LONDON — President Donald Trump’s coronavirus diagnosis is unlikely to move the needle ahead of next month’s presidential election, a political analyst told CNBC on Friday.

Trump, 74, and first lady Melania Trump, 50, have both tested positive for Covid-19 and are now self-isolating. It comes just 32 days ahead of the presidential election, prompting world stocks to slide as market participants await further clarity on a variety of different scenarios.

White House physician Dr. Sean Conley said in a letter that the president and first lady were “both well at this time,” before adding that he would provide updates on any future developments.

“I don’t think really that anything is going to have a big impact in terms of changing the polling numbers in favor of Trump or Biden at this point,” Cailin Birch of The Economist Intelligence Unit told CNBC’s “Squawk Box Europe” on Friday.

“There is definitely a possibility that we could have a little bit of a sympathy vote coming through for Trump,” Birch said. “But … I’m not sure, given his approach to the virus … plus the fact that the U.S. political spectrum is just so deeply polarized and entrenched, that it will have any real sort of impact.”

Trump’s response to the coronavirus pandemic has been sharply criticized, although the president has touted his own management of the health crisis. At a campaign rally in Ohio late last month, Trump claimed the disease “affects virtually nobody.”

In testing positive for coronavirus, Trump has followed in the footsteps of U.K. Prime Minister Boris Johnson, 56, and Brazilian President Jair Bolsonaro, 65.

To date, more than 34 million people have contracted Covid-19 worldwide, with more than 1 million related deaths, according to data compiled by Johns Hopkins University.

---

[QUESTIONS TO ANSWER]
1. Please edit the coronavirus diagnosis article from "Trump’s response to" up to and including "Johns Hopkins University.", changing "campaign rally" to "campaign event".
2. List every person whose age the coronavirus diagnosis article states, with that age.

[RECORDS]
---

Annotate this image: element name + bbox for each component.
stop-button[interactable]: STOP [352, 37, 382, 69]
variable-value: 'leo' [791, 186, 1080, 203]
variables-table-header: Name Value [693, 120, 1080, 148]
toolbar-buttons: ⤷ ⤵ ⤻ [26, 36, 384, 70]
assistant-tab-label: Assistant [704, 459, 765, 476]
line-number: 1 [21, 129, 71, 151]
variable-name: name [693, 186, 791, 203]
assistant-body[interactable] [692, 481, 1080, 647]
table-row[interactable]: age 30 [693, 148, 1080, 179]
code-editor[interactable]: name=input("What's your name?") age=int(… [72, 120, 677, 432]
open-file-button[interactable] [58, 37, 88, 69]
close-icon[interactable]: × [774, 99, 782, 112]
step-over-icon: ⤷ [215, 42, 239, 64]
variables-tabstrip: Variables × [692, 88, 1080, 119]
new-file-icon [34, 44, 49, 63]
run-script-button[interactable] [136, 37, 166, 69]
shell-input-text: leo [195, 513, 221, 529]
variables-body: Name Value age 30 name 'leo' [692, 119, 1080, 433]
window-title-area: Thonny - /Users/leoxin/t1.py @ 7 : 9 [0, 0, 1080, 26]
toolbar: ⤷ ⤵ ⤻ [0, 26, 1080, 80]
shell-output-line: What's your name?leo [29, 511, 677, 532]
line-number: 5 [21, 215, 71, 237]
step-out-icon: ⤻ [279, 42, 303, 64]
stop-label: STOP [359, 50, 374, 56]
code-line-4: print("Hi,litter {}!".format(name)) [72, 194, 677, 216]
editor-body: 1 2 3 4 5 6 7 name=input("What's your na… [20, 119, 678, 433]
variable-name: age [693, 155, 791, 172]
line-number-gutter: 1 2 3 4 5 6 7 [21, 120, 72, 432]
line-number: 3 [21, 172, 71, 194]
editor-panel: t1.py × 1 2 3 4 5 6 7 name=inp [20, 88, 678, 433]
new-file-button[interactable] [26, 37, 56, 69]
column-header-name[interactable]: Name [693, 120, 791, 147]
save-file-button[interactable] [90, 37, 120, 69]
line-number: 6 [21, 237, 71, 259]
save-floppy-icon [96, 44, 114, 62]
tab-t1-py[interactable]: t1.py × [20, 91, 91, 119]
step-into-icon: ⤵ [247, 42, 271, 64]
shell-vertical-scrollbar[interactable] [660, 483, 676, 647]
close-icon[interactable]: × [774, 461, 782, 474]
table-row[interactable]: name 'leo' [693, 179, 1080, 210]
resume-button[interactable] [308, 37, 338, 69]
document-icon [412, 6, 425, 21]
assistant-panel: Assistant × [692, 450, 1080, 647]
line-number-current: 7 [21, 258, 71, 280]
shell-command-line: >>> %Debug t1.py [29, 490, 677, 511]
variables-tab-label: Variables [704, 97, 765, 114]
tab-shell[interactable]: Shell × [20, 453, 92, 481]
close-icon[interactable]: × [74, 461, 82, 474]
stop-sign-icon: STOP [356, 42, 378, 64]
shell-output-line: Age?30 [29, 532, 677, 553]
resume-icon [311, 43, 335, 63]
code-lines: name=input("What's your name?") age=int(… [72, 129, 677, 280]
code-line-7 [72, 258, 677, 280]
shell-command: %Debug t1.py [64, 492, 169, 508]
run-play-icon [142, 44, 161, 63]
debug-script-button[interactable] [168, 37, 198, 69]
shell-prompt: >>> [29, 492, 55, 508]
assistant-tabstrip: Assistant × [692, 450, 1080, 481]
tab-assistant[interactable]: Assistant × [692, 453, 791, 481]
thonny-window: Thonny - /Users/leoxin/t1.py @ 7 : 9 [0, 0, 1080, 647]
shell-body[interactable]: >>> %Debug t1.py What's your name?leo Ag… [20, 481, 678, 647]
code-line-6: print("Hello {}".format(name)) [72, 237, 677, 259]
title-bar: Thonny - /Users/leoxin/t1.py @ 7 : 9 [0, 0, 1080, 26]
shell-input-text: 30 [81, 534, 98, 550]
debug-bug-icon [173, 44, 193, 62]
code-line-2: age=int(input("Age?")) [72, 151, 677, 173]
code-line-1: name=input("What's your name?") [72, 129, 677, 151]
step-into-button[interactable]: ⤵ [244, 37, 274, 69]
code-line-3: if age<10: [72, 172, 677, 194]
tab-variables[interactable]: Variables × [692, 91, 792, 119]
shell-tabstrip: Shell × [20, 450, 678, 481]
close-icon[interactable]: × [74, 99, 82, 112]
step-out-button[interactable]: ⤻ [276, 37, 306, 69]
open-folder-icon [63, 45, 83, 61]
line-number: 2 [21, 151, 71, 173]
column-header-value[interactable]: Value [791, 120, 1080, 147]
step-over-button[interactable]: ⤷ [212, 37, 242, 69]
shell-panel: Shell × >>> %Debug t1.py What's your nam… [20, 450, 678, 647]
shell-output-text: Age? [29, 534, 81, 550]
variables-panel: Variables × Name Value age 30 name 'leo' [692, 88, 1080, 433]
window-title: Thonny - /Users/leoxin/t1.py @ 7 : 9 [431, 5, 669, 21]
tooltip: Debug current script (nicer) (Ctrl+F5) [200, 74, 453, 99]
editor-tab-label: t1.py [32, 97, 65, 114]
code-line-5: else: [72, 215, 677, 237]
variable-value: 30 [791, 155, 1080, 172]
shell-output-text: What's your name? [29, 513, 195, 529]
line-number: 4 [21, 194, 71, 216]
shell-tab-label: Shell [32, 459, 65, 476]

---

[EXPECTED RESULTS]
1.
Trump’s response to the coronavirus pandemic has been sharply criticized, although the president has touted his own management of the health crisis. At a campaign event in Ohio late last month, Trump claimed the disease “affects virtually nobody.”

In testing positive for coronavirus, Trump has followed in the footsteps of U.K. Prime Minister Boris Johnson, 56, and Brazilian President Jair Bolsonaro, 65.

To date, more than 34 million people have contracted Covid-19 worldwide, with more than 1 million related deaths, according to data compiled by Johns Hopkins University.

2.
- Donald Trump, 74
- Melania Trump, 50
- Boris Johnson, 56
- Jair Bolsonaro, 65